* [WHAT YOU NEED TO DO] Report the count of lines below in which the string "kind" occurs; include nothing else.

* [RECORD LIST]

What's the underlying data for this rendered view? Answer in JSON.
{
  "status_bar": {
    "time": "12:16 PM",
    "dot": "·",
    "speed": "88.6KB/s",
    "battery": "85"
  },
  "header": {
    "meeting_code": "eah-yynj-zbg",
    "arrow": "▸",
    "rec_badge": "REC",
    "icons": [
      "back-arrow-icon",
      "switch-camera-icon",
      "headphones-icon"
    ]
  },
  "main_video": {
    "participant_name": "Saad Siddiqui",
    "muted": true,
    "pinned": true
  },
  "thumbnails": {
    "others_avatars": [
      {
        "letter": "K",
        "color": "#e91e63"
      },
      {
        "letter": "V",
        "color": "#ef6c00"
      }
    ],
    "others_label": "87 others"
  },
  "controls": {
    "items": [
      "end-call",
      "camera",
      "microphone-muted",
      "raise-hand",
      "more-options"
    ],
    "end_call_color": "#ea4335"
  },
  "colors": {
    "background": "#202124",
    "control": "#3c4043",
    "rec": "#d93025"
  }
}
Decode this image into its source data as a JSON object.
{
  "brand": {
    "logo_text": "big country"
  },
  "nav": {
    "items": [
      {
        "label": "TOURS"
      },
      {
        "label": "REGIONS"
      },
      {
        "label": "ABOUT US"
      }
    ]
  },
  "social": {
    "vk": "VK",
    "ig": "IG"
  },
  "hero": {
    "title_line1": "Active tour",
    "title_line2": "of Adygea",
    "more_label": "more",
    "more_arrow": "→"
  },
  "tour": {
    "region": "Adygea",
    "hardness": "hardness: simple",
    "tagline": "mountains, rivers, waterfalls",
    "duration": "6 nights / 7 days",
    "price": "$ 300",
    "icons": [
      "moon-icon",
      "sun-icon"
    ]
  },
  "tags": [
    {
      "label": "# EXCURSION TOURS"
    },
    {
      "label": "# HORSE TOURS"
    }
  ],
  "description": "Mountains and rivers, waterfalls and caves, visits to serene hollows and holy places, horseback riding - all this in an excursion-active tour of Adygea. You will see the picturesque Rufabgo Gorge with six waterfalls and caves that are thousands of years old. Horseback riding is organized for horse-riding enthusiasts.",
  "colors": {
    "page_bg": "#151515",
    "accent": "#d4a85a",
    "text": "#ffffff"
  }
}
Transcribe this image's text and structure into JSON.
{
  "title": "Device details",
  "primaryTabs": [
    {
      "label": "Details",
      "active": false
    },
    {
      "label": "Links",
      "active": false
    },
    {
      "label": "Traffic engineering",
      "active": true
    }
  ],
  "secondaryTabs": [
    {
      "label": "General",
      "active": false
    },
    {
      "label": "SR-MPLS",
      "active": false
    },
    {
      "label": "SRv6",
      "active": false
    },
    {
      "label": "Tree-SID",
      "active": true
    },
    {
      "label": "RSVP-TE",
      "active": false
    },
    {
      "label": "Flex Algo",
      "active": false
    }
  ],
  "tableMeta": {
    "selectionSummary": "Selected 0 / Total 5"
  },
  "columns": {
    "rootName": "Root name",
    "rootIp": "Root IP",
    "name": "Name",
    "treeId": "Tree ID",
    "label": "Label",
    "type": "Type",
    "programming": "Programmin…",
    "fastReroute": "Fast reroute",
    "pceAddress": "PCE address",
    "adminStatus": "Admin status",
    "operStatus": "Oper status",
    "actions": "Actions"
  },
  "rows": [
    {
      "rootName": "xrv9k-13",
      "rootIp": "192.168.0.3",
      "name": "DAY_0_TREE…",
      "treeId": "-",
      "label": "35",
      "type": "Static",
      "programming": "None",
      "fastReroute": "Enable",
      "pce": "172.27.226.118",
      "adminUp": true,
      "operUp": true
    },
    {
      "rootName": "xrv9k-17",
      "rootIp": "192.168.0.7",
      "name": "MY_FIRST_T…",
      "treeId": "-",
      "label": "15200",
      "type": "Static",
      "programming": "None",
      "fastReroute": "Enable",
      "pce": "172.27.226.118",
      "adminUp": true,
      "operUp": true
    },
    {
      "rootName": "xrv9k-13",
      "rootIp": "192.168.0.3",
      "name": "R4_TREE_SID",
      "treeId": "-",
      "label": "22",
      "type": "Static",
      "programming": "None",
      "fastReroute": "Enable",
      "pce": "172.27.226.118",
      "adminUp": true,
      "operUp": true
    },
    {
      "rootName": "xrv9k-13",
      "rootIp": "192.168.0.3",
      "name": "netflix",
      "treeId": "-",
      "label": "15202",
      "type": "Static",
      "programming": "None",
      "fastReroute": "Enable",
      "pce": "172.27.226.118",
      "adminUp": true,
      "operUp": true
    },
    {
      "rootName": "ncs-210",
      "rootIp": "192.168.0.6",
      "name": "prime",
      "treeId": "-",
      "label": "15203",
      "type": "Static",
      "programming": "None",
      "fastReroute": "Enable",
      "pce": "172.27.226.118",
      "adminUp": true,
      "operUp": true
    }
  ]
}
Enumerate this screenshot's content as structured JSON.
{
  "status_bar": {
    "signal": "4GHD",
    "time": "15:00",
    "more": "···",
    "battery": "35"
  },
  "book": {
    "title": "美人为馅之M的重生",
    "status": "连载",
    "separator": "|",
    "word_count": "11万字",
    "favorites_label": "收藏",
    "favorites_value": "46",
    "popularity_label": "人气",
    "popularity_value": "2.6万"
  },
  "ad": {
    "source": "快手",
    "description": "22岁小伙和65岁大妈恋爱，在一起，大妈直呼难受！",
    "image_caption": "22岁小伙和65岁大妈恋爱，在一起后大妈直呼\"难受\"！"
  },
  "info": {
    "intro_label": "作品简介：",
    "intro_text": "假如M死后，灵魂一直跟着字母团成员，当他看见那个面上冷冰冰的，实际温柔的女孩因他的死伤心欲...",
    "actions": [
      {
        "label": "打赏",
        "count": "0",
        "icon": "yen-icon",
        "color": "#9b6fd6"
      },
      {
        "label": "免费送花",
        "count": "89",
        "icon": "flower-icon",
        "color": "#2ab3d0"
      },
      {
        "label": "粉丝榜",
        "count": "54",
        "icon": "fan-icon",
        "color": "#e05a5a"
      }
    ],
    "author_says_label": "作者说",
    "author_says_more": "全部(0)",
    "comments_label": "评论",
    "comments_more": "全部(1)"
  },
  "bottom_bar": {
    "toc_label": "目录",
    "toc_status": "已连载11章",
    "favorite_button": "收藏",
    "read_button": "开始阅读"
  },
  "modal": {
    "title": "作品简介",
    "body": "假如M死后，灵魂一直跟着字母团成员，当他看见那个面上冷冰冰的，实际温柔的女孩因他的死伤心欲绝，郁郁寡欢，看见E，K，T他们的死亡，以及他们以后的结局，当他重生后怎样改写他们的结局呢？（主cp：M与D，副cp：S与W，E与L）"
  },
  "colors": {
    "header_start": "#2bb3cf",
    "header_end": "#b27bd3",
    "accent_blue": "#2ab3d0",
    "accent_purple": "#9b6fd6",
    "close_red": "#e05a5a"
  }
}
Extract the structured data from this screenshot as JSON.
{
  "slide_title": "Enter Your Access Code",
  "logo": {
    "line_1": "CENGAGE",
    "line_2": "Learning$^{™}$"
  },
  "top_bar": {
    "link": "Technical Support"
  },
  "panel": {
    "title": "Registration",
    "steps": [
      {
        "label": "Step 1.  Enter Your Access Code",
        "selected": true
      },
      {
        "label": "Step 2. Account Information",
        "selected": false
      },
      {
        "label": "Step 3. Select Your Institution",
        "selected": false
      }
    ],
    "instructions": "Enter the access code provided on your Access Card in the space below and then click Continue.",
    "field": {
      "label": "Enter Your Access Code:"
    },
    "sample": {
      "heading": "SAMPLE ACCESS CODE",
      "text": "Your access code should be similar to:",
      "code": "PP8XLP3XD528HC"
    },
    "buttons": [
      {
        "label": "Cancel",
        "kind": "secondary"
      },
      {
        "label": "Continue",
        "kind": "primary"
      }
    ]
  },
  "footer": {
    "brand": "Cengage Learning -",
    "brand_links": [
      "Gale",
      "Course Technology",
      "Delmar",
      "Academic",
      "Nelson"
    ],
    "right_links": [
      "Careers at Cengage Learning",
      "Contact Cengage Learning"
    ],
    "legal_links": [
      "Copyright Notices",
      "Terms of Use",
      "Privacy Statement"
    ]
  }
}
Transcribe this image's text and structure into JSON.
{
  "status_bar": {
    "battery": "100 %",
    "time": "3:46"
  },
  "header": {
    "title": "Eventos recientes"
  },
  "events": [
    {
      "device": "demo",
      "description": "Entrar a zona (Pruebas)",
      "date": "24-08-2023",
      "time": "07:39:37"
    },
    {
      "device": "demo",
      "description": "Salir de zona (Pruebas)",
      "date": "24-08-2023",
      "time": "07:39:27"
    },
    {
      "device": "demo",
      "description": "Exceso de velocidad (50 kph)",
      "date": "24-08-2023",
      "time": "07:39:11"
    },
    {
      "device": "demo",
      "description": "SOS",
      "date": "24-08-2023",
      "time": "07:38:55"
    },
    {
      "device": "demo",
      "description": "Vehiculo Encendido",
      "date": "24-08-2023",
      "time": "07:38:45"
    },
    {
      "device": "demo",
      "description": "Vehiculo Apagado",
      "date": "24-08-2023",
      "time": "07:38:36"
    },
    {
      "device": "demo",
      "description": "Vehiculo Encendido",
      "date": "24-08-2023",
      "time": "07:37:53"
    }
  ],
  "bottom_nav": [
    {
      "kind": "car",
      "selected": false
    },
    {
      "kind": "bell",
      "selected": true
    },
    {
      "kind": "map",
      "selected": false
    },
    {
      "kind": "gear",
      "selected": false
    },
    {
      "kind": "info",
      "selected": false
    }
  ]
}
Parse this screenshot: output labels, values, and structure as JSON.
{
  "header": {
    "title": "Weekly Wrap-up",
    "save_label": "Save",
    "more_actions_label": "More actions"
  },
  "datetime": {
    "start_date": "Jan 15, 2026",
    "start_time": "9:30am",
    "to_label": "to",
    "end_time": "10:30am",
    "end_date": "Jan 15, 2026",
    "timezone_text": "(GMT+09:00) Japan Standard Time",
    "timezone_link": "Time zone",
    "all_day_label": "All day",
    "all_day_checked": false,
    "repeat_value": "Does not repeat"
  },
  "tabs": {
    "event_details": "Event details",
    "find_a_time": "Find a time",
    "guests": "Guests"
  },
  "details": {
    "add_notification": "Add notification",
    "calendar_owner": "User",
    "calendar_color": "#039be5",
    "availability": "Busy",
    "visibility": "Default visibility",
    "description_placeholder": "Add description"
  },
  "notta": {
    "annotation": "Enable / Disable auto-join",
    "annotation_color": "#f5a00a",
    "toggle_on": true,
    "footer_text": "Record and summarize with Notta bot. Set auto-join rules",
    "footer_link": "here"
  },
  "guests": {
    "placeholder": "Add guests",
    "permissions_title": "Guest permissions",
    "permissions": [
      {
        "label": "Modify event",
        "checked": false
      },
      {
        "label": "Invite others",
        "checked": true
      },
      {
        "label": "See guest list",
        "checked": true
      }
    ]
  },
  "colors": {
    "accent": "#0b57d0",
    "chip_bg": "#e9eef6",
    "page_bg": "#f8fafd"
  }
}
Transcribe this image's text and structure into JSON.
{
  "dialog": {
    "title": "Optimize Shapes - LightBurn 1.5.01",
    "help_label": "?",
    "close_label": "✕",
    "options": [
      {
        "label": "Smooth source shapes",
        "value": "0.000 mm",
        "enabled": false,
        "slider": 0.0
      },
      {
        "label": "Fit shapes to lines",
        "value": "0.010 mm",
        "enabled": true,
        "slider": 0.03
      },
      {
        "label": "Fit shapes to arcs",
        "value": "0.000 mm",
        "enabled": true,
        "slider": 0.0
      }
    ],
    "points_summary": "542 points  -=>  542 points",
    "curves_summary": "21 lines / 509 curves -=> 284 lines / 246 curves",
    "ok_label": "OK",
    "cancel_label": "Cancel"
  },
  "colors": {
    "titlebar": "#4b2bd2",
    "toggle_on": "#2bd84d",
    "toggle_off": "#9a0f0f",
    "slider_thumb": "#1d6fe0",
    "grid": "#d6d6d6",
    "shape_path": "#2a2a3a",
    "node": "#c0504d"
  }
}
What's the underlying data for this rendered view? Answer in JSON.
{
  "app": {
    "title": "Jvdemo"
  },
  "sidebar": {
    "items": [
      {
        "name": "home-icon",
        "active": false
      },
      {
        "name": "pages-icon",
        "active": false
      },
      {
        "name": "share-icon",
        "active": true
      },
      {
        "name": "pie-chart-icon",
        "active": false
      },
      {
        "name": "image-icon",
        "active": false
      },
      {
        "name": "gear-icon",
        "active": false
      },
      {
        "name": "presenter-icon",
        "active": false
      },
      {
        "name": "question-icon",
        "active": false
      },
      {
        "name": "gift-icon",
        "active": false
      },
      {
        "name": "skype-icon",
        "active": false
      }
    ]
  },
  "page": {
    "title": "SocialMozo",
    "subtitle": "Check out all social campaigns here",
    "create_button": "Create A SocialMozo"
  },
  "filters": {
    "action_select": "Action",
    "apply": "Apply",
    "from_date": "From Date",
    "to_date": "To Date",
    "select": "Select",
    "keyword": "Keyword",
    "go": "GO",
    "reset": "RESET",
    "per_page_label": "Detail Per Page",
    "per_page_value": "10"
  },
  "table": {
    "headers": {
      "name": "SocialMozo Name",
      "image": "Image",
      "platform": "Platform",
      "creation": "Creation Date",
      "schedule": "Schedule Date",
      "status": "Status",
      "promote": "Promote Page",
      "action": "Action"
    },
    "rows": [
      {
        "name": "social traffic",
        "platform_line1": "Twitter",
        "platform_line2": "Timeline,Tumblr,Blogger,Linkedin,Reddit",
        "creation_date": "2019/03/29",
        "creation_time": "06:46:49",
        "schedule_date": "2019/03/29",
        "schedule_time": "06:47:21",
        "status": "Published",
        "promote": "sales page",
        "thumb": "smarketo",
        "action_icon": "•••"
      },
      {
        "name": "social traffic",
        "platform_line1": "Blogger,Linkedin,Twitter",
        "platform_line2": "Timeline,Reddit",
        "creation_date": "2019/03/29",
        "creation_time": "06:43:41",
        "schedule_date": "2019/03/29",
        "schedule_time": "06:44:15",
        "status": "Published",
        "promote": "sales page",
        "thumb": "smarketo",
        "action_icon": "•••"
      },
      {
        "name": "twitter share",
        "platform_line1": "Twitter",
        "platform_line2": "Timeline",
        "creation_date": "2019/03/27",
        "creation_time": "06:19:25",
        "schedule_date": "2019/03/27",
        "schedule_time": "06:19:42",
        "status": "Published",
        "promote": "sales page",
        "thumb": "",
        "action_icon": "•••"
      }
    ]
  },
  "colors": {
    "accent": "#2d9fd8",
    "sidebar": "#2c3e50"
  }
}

* [ANSWER BELOW] 7